### TASK STATEMENT
Select from the records below every line that has the word "With" in it.

### DATASET RECORDS

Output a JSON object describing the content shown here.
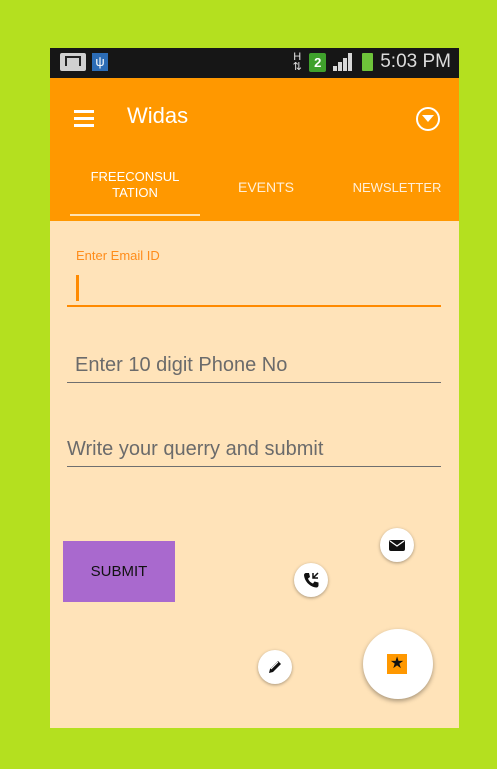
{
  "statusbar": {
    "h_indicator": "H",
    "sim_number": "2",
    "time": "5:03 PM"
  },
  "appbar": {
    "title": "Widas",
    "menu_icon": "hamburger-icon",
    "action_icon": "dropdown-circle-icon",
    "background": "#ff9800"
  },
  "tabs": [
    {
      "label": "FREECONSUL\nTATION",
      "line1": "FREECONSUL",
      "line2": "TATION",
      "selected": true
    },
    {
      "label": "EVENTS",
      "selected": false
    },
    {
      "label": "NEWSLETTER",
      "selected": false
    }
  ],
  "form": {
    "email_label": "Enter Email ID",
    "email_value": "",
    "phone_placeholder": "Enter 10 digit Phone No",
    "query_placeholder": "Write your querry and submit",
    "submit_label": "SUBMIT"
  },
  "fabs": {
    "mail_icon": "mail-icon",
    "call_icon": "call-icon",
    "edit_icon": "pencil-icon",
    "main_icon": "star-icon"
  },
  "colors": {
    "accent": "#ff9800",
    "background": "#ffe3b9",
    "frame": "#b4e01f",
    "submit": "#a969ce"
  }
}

...

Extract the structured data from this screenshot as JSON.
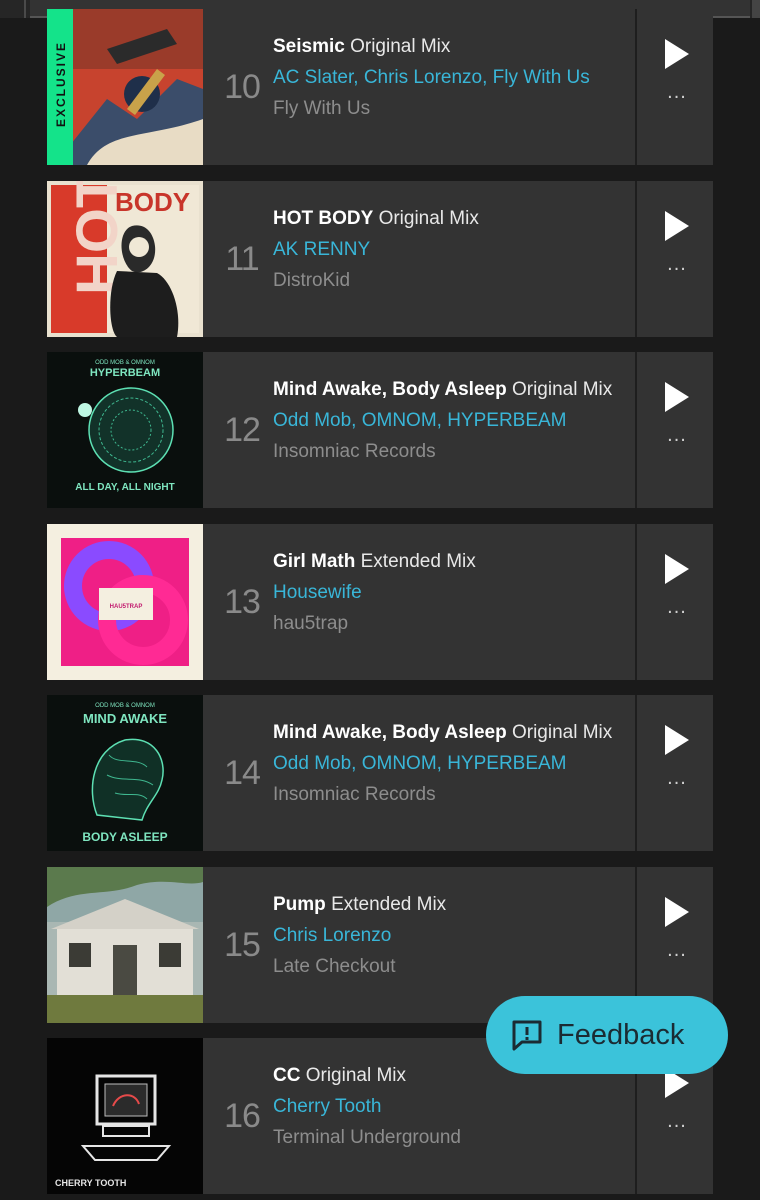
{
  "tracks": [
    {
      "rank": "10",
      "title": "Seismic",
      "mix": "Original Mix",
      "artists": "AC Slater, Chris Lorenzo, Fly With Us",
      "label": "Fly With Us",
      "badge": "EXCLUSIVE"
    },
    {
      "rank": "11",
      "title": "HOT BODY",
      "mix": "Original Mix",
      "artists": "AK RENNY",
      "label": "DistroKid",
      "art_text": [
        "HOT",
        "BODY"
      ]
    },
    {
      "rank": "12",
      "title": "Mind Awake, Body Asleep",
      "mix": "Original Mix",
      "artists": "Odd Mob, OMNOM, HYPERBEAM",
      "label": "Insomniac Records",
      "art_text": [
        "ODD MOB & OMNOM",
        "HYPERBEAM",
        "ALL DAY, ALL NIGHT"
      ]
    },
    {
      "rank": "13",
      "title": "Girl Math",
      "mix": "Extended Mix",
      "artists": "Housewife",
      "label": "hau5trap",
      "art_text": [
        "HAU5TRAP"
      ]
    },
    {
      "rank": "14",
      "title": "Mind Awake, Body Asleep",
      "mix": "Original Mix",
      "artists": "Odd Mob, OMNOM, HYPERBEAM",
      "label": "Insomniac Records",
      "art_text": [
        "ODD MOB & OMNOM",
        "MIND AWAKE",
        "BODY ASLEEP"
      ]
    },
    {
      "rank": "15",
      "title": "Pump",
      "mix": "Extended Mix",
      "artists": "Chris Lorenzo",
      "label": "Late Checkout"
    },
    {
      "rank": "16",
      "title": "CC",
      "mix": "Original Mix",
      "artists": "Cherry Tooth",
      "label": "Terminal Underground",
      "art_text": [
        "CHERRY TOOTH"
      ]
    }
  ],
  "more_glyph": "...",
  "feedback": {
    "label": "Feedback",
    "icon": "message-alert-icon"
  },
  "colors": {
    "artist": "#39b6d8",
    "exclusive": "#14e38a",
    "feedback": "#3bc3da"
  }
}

### SOLUTION BELOW
      "artists": "AC Slater, Chris Lorenzo, Fly With Us",
      "label": "Fly With Us",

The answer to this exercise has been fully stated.